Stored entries
• • • •
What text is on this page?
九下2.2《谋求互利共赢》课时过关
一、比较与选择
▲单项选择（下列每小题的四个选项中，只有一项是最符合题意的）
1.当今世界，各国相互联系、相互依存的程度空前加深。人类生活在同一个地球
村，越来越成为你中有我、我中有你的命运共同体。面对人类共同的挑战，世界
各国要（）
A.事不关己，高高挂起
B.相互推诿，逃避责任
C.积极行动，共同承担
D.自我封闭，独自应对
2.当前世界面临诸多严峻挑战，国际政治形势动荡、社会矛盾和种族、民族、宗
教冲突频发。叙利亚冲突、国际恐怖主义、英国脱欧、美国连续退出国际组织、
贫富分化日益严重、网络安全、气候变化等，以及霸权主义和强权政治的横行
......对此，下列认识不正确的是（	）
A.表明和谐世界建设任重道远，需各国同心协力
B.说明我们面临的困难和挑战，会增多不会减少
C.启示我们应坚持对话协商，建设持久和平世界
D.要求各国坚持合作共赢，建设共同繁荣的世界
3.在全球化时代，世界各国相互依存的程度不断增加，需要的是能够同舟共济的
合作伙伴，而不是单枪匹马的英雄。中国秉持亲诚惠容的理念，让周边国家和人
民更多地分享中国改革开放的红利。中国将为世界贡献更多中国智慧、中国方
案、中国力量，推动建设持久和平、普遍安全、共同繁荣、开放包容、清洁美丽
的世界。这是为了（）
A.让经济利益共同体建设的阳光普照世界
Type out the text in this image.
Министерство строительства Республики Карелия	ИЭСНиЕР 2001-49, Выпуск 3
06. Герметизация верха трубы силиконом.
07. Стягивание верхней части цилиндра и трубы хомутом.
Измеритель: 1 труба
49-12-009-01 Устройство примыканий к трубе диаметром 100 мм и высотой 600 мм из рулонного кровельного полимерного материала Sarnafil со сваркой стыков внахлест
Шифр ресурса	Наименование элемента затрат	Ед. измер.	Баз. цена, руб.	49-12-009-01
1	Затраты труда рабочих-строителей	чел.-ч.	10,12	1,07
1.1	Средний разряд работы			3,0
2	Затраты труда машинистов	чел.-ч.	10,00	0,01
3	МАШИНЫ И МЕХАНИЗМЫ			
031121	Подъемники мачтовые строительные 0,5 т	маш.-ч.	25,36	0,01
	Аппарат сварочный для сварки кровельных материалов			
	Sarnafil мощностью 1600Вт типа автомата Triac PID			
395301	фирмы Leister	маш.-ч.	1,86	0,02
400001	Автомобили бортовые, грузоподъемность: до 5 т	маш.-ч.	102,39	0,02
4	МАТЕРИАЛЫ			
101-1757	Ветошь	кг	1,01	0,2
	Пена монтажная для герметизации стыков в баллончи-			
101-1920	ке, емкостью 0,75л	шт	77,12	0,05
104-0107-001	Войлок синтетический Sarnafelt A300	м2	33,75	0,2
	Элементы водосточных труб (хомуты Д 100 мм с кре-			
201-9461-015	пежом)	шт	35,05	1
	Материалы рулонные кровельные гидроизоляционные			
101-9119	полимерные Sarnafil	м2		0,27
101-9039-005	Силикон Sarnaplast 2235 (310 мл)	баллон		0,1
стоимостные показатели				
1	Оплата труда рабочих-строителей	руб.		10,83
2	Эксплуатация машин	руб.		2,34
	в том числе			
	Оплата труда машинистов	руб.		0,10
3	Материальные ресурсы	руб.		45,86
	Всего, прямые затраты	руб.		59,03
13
• • • •
Search the records for the word "Оплата", then list every line that has it.

**Written response:**
1	Оплата труда рабочих-строителей	руб.		10,83
	Оплата труда машинистов	руб.		0,10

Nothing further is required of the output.